── Matériel fourni

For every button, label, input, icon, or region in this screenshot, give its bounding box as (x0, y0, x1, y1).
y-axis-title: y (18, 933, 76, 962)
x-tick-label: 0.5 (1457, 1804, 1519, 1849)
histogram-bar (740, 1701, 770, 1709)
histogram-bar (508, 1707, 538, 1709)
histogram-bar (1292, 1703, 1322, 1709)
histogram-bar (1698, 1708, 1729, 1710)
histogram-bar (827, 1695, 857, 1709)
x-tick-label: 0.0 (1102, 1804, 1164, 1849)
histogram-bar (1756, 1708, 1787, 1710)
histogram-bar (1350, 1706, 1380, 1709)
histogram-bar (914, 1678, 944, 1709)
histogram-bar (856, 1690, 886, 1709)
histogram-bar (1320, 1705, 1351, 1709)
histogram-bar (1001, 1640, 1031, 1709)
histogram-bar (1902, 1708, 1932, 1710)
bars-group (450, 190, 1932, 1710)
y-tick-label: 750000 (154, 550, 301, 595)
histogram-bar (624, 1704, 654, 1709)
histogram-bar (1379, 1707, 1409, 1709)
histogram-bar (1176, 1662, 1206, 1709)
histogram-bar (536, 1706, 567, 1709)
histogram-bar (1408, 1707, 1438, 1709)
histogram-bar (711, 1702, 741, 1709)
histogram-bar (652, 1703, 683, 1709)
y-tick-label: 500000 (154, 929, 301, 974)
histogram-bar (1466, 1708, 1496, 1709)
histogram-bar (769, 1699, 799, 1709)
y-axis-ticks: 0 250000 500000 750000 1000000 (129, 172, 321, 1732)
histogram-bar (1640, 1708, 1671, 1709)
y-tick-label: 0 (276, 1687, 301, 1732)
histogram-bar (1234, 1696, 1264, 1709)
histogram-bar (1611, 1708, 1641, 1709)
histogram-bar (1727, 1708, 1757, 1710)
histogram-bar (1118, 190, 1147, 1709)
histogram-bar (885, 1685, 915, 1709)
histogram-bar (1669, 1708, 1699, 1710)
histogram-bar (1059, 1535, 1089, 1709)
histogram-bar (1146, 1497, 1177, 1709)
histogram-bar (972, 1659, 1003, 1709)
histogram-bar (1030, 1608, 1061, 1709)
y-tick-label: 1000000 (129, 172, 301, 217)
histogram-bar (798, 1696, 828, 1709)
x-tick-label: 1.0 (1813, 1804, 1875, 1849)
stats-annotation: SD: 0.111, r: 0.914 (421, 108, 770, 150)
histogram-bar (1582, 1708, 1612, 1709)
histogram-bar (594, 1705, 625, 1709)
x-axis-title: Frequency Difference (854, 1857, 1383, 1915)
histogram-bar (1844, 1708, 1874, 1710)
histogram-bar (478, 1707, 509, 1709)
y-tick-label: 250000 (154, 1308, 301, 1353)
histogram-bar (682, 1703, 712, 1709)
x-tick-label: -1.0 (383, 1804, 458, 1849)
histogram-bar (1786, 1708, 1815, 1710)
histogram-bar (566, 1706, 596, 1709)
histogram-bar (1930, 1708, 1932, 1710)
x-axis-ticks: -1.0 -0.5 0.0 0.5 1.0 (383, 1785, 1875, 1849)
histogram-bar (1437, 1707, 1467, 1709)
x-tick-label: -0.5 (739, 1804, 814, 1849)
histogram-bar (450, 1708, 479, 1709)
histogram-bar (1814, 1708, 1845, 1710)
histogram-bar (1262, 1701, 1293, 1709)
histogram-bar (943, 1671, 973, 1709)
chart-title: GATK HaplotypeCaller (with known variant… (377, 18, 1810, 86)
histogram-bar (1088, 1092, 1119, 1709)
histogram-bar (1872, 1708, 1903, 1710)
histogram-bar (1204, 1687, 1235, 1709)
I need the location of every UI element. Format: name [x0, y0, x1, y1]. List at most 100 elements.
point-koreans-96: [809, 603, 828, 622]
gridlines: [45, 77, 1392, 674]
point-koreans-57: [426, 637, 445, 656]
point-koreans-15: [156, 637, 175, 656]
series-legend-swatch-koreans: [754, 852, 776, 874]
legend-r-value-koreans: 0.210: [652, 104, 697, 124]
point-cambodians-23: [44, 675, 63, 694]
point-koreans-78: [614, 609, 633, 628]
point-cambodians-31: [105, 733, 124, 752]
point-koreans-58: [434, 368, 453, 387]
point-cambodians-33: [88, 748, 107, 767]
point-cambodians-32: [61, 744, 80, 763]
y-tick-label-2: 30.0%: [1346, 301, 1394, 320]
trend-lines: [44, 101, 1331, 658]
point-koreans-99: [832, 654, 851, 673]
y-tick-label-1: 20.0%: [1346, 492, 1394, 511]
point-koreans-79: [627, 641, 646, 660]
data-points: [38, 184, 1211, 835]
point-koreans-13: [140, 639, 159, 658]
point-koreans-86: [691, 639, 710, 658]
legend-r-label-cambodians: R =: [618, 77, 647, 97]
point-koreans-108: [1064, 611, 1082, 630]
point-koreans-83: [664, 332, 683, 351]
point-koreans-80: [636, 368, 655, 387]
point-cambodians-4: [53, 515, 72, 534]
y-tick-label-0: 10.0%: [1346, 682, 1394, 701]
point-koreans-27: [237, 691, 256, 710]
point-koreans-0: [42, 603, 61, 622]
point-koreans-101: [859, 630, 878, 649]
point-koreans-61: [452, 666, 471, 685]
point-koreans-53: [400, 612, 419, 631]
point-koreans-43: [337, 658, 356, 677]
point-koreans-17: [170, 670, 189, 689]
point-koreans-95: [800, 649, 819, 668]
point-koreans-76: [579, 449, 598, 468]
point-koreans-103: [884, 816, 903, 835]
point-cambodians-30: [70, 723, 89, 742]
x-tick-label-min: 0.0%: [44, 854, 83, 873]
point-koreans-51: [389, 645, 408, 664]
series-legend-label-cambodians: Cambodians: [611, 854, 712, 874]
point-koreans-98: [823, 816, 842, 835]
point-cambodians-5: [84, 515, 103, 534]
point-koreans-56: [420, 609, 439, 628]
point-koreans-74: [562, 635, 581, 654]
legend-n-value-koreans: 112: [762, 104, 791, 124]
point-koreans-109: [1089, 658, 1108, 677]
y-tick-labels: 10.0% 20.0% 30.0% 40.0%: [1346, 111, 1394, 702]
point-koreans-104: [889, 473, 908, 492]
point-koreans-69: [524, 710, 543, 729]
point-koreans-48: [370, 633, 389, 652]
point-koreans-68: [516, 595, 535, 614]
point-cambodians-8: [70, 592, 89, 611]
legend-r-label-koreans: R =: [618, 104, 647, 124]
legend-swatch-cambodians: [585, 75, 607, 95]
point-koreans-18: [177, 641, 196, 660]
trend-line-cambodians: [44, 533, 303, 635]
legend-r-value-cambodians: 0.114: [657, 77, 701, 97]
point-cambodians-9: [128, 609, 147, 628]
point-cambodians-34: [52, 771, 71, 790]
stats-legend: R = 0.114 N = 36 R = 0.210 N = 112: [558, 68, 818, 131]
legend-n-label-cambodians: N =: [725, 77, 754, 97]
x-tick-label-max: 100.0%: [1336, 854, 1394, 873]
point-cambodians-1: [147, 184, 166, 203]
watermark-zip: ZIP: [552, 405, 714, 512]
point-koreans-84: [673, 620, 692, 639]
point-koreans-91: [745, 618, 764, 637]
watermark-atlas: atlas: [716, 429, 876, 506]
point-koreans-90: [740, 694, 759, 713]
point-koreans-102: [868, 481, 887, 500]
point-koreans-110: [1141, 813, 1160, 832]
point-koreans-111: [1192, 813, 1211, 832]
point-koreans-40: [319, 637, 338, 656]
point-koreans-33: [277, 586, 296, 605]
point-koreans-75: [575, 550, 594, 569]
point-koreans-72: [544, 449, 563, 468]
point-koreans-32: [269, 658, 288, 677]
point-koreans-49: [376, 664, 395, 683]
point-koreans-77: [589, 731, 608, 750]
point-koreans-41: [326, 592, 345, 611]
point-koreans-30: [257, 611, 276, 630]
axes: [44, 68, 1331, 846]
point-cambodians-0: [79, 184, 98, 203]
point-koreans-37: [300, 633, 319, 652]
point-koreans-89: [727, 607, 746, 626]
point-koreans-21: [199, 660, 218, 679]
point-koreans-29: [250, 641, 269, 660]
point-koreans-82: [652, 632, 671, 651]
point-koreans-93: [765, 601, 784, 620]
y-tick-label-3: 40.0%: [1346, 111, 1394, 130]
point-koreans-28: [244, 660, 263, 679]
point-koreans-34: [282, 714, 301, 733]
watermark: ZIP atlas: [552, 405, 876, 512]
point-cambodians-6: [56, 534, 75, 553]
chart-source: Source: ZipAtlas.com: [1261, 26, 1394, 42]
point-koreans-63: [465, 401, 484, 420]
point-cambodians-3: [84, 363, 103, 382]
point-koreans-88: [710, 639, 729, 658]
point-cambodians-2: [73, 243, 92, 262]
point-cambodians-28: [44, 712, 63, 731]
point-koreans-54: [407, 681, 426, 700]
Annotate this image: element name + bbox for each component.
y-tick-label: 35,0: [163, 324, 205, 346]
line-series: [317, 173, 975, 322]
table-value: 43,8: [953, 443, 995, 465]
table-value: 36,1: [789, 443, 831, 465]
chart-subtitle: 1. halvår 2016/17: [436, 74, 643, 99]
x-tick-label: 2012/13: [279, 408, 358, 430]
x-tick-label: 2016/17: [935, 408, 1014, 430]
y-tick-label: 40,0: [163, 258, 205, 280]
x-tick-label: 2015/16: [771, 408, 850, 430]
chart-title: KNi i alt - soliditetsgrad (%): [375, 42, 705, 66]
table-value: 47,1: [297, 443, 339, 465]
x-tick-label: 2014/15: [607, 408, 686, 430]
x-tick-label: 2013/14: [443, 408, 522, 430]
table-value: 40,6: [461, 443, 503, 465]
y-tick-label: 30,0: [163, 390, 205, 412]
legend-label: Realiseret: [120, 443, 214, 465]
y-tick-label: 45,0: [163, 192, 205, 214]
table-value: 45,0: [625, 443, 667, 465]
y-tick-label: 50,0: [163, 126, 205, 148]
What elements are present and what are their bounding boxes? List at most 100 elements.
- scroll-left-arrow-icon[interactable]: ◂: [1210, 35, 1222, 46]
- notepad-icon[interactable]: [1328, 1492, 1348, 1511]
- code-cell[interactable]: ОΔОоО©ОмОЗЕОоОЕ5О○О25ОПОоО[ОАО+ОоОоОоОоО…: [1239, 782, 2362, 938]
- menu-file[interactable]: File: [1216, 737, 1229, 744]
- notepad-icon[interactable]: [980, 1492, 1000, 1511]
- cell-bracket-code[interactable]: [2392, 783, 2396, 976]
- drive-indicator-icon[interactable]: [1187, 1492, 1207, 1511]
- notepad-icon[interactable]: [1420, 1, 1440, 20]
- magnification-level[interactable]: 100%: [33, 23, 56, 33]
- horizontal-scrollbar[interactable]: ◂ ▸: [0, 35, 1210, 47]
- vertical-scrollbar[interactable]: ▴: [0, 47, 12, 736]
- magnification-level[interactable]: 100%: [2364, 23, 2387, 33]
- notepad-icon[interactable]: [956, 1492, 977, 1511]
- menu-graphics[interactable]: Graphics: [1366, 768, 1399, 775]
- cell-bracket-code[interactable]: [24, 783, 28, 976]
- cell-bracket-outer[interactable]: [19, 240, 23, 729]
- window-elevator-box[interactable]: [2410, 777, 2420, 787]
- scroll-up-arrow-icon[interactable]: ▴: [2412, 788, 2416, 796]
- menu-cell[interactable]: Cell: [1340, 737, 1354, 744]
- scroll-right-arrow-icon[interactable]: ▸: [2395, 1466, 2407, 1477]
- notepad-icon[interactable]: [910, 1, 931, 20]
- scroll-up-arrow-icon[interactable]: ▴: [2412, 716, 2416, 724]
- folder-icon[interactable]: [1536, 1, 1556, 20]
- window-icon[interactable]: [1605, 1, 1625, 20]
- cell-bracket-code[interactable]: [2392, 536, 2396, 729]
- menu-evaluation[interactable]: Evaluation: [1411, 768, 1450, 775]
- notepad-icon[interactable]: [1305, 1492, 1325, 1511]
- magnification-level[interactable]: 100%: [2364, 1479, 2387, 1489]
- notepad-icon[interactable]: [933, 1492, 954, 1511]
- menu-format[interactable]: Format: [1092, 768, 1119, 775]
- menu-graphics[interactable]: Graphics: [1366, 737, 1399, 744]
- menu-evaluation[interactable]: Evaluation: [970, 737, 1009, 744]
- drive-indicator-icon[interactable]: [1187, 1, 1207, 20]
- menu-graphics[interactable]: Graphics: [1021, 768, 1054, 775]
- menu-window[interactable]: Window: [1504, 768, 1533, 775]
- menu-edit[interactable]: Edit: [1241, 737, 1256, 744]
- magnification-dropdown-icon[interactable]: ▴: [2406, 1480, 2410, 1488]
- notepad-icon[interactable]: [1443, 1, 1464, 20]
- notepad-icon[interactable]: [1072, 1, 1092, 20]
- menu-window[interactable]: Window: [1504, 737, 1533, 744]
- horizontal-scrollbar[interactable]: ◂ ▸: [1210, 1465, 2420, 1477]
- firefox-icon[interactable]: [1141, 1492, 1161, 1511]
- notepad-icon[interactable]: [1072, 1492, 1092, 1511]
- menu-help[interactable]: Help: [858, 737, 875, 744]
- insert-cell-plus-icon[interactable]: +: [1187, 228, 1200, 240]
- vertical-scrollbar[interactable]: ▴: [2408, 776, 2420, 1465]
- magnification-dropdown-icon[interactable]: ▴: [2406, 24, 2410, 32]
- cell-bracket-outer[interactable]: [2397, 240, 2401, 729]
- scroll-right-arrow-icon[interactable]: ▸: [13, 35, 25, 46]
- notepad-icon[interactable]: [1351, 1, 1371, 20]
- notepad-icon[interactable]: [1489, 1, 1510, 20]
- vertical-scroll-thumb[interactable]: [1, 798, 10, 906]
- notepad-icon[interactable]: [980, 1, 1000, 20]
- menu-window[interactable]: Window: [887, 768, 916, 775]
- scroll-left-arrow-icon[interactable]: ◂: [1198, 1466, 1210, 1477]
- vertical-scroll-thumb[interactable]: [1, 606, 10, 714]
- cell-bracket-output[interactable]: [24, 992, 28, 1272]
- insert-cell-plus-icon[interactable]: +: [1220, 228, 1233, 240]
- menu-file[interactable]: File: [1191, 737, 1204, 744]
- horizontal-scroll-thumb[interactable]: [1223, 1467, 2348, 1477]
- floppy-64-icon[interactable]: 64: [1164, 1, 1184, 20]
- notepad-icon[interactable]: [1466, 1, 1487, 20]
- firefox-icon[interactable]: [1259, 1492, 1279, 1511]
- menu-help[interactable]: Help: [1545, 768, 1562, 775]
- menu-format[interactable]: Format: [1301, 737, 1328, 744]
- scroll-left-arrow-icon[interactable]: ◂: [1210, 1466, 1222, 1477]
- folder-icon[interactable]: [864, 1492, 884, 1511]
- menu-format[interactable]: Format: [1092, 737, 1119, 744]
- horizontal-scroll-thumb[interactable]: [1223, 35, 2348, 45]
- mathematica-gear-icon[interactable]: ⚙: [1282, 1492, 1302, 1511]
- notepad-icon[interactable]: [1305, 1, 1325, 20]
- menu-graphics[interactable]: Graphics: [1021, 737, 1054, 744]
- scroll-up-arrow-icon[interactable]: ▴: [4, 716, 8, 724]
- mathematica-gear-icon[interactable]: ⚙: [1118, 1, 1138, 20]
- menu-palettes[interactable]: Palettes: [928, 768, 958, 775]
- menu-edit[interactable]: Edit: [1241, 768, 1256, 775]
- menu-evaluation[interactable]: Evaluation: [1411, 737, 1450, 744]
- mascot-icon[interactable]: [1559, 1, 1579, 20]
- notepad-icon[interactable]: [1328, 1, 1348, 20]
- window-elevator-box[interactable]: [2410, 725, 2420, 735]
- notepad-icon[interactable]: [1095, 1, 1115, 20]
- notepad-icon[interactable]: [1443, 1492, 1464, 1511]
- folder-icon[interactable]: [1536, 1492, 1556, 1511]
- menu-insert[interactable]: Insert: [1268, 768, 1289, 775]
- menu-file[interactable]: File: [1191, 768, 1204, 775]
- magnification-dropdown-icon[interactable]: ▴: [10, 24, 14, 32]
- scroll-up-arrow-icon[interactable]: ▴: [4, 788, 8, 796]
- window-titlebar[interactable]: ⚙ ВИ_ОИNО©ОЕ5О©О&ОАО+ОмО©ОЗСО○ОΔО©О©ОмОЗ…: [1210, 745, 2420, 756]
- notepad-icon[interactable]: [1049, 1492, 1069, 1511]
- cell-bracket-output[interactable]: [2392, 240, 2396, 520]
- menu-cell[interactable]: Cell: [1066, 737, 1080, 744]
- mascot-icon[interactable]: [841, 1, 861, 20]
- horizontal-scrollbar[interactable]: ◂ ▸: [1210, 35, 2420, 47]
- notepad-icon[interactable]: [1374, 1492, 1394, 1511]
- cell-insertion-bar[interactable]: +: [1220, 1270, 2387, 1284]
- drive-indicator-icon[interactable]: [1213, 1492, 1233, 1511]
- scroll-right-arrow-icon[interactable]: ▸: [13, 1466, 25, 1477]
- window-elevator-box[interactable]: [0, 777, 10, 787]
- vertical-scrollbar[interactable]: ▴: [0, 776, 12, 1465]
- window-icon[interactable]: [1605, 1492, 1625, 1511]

────

Remplacez « x-tick-label » par « x-axis-label » dans tout le matériel, depuis son début jusqu'à la ligne contenant « histogram-bar (652, 1703, 683, 1709) » incluse. Redonnez uniquement ces lignes, sans aucune autre modification.

For every button, label, input, icon, or region in this screenshot, give its bounding box as (x0, y0, x1, y1).
y-axis-title: y (18, 933, 76, 962)
x-axis-label: 0.5 (1457, 1804, 1519, 1849)
histogram-bar (740, 1701, 770, 1709)
histogram-bar (508, 1707, 538, 1709)
histogram-bar (1292, 1703, 1322, 1709)
histogram-bar (1698, 1708, 1729, 1710)
histogram-bar (827, 1695, 857, 1709)
x-axis-label: 0.0 (1102, 1804, 1164, 1849)
histogram-bar (1756, 1708, 1787, 1710)
histogram-bar (1350, 1706, 1380, 1709)
histogram-bar (914, 1678, 944, 1709)
histogram-bar (856, 1690, 886, 1709)
histogram-bar (1320, 1705, 1351, 1709)
histogram-bar (1001, 1640, 1031, 1709)
histogram-bar (1902, 1708, 1932, 1710)
bars-group (450, 190, 1932, 1710)
y-tick-label: 750000 (154, 550, 301, 595)
histogram-bar (624, 1704, 654, 1709)
histogram-bar (1379, 1707, 1409, 1709)
histogram-bar (1176, 1662, 1206, 1709)
histogram-bar (536, 1706, 567, 1709)
histogram-bar (1408, 1707, 1438, 1709)
histogram-bar (711, 1702, 741, 1709)
histogram-bar (652, 1703, 683, 1709)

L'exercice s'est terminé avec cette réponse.